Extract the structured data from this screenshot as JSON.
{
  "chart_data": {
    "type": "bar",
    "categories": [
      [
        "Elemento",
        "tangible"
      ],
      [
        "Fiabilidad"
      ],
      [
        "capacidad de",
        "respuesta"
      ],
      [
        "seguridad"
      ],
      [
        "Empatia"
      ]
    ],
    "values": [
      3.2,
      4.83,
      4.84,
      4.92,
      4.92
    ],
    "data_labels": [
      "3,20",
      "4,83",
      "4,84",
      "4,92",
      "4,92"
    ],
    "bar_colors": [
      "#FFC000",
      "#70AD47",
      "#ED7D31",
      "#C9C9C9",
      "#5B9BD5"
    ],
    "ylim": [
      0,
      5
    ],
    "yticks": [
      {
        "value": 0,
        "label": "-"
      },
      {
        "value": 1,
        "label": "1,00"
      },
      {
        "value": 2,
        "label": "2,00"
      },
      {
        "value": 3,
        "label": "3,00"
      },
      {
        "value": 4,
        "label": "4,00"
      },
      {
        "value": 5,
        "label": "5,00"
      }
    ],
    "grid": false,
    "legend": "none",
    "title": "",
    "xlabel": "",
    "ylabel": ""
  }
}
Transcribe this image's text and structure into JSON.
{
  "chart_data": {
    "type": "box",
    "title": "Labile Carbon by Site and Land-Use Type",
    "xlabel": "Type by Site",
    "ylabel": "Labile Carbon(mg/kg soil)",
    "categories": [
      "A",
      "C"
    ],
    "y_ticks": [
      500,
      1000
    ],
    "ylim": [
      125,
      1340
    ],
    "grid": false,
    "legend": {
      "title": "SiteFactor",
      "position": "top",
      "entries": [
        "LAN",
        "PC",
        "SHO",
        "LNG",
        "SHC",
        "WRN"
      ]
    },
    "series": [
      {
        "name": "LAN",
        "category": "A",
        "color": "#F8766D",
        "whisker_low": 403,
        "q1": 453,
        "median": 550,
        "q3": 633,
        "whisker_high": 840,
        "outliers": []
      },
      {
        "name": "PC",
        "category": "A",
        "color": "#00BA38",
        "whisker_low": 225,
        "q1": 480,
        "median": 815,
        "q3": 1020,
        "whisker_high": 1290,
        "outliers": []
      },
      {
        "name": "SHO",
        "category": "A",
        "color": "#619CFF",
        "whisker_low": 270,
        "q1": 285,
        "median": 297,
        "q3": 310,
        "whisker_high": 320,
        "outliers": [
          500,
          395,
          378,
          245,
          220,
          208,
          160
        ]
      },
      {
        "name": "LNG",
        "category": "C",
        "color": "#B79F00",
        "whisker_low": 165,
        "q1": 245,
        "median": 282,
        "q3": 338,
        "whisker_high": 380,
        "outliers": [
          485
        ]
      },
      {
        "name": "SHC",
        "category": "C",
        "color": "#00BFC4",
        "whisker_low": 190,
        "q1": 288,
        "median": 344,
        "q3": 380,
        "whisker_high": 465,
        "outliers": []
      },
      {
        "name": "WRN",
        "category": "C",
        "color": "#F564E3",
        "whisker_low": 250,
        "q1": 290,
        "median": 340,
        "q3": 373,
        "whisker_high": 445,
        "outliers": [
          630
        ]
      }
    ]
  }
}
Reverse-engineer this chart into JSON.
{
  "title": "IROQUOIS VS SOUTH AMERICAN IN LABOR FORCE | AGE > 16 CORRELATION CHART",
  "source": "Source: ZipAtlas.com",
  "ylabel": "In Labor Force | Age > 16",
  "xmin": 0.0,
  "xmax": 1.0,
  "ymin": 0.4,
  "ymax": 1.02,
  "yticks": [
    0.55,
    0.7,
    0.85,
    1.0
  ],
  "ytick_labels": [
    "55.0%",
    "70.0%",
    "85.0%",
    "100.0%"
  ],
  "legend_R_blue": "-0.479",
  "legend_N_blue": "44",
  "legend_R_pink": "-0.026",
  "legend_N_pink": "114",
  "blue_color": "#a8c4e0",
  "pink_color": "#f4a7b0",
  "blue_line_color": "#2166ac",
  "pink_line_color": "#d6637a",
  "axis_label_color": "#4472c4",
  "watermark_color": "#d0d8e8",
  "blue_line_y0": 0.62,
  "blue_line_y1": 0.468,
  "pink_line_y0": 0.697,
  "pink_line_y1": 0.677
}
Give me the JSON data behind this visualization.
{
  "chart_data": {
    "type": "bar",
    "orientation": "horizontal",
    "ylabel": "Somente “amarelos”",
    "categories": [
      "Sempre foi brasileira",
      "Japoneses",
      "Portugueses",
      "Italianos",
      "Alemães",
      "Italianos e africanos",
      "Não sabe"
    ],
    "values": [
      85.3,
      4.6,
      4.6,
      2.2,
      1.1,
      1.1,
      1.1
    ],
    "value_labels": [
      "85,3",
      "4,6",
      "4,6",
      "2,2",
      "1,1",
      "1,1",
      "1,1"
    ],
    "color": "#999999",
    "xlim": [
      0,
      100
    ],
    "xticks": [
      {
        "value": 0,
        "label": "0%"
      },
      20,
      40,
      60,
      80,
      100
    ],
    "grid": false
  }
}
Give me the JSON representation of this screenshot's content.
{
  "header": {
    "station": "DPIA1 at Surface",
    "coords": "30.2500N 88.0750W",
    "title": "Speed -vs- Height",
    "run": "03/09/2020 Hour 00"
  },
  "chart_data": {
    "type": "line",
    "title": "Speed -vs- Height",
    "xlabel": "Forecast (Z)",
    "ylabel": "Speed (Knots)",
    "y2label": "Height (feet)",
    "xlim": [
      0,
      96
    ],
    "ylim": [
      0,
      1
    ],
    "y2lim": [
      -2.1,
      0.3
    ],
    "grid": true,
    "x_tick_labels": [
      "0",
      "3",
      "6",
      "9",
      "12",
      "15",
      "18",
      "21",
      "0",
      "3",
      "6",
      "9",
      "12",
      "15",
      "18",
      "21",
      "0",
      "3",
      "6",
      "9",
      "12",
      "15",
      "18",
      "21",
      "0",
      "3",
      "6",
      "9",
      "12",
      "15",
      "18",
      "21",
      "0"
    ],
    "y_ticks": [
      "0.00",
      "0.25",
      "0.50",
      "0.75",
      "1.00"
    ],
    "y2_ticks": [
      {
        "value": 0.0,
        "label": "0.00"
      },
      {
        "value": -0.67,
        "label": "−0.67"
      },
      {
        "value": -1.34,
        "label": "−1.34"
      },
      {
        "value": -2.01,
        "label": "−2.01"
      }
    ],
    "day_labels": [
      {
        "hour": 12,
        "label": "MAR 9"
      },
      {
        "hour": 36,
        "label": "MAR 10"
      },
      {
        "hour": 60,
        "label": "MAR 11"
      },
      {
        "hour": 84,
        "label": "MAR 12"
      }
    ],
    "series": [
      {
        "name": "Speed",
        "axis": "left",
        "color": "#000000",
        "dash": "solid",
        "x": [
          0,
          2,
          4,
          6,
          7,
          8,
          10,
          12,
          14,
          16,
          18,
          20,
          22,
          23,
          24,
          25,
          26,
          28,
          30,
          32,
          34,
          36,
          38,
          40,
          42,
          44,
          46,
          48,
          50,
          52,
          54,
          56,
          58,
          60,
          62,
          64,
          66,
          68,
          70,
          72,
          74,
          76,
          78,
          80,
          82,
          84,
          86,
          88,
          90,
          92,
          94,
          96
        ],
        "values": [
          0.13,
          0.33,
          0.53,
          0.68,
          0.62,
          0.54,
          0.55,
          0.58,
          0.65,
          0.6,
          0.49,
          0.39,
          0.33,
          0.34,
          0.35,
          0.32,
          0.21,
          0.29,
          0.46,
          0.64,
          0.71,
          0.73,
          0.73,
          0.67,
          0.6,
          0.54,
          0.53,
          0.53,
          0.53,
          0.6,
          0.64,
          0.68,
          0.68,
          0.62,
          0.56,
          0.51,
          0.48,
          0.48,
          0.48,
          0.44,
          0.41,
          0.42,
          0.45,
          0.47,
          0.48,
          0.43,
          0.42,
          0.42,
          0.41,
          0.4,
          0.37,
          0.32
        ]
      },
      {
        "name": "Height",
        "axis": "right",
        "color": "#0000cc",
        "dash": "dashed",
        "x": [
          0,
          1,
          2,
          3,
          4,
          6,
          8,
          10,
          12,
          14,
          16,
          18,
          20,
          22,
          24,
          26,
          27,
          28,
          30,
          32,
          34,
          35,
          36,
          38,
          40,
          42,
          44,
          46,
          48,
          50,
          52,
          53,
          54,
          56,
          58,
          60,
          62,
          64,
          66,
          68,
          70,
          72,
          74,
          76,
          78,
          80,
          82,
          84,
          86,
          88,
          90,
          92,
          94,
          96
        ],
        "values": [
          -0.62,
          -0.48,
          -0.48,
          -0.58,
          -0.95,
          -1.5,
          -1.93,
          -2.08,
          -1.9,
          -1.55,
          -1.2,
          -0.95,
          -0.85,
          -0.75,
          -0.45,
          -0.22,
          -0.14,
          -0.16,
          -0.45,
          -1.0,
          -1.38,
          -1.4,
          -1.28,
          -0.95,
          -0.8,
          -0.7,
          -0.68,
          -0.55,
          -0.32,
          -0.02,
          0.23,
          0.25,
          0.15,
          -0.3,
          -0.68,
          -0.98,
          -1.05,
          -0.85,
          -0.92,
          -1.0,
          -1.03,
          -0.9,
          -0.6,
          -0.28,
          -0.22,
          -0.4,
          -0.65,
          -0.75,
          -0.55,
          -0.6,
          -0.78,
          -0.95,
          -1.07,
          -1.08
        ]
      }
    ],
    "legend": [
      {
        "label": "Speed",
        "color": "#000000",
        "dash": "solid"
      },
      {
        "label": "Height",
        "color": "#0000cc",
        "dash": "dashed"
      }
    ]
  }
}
----------
Work instructions ▸ List all lines from the entries that include the word "into".

Complete output ▸
Transcribe this image's text and structure into JSON.
Reverse-engineer this chart into JSON.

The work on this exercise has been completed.